* WHAT YOU SHOULD DO: Copy out every record below with complete accuracy.

** START OF SUPPLIED RECORDS **

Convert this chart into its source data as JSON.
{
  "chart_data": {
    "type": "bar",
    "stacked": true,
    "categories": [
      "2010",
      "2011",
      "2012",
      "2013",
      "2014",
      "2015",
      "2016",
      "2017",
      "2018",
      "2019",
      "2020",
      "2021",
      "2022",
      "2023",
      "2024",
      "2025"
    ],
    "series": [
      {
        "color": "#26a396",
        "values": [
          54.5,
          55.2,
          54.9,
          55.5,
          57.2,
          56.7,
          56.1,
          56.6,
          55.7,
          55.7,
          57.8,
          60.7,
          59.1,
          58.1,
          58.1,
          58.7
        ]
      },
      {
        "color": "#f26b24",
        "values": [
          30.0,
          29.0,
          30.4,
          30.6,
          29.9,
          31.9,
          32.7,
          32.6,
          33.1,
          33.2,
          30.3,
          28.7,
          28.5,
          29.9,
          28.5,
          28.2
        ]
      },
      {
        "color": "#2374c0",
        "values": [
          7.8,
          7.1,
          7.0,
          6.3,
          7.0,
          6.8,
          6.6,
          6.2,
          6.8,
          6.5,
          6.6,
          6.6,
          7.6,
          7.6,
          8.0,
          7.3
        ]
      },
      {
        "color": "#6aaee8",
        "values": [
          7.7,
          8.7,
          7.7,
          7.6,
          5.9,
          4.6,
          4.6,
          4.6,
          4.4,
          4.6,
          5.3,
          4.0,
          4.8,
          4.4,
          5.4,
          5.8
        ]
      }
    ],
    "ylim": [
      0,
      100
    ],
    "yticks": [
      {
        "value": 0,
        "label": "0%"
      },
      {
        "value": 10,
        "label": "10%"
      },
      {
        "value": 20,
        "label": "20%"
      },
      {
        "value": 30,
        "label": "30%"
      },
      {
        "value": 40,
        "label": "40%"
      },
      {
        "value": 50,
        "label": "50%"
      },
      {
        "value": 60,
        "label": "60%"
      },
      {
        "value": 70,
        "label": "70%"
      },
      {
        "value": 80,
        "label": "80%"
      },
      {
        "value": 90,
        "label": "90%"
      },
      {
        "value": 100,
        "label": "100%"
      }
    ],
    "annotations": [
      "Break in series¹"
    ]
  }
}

** END OF SUPPLIED RECORDS **

* COMPLETE ANSWER:
Convert this chart into its source data as JSON.
{
  "chart_data": {
    "type": "bar",
    "stacked": true,
    "categories": [
      "2010",
      "2011",
      "2012",
      "2013",
      "2014",
      "2015",
      "2016",
      "2017",
      "2018",
      "2019",
      "2020",
      "2021",
      "2022",
      "2023",
      "2024",
      "2025"
    ],
    "series": [
      {
        "color": "#26a396",
        "values": [
          54.5,
          55.2,
          54.9,
          55.5,
          57.2,
          56.7,
          56.1,
          56.6,
          55.7,
          55.7,
          57.8,
          60.7,
          59.1,
          58.1,
          58.1,
          58.7
        ]
      },
      {
        "color": "#f26b24",
        "values": [
          30.0,
          29.0,
          30.4,
          30.6,
          29.9,
          31.9,
          32.7,
          32.6,
          33.1,
          33.2,
          30.3,
          28.7,
          28.5,
          29.9,
          28.5,
          28.2
        ]
      },
      {
        "color": "#2374c0",
        "values": [
          7.8,
          7.1,
          7.0,
          6.3,
          7.0,
          6.8,
          6.6,
          6.2,
          6.8,
          6.5,
          6.6,
          6.6,
          7.6,
          7.6,
          8.0,
          7.3
        ]
      },
      {
        "color": "#6aaee8",
        "values": [
          7.7,
          8.7,
          7.7,
          7.6,
          5.9,
          4.6,
          4.6,
          4.6,
          4.4,
          4.6,
          5.3,
          4.0,
          4.8,
          4.4,
          5.4,
          5.8
        ]
      }
    ],
    "ylim": [
      0,
      100
    ],
    "yticks": [
      {
        "value": 0,
        "label": "0%"
      },
      {
        "value": 10,
        "label": "10%"
      },
      {
        "value": 20,
        "label": "20%"
      },
      {
        "value": 30,
        "label": "30%"
      },
      {
        "value": 40,
        "label": "40%"
      },
      {
        "value": 50,
        "label": "50%"
      },
      {
        "value": 60,
        "label": "60%"
      },
      {
        "value": 70,
        "label": "70%"
      },
      {
        "value": 80,
        "label": "80%"
      },
      {
        "value": 90,
        "label": "90%"
      },
      {
        "value": 100,
        "label": "100%"
      }
    ],
    "annotations": [
      "Break in series¹"
    ]
  }
}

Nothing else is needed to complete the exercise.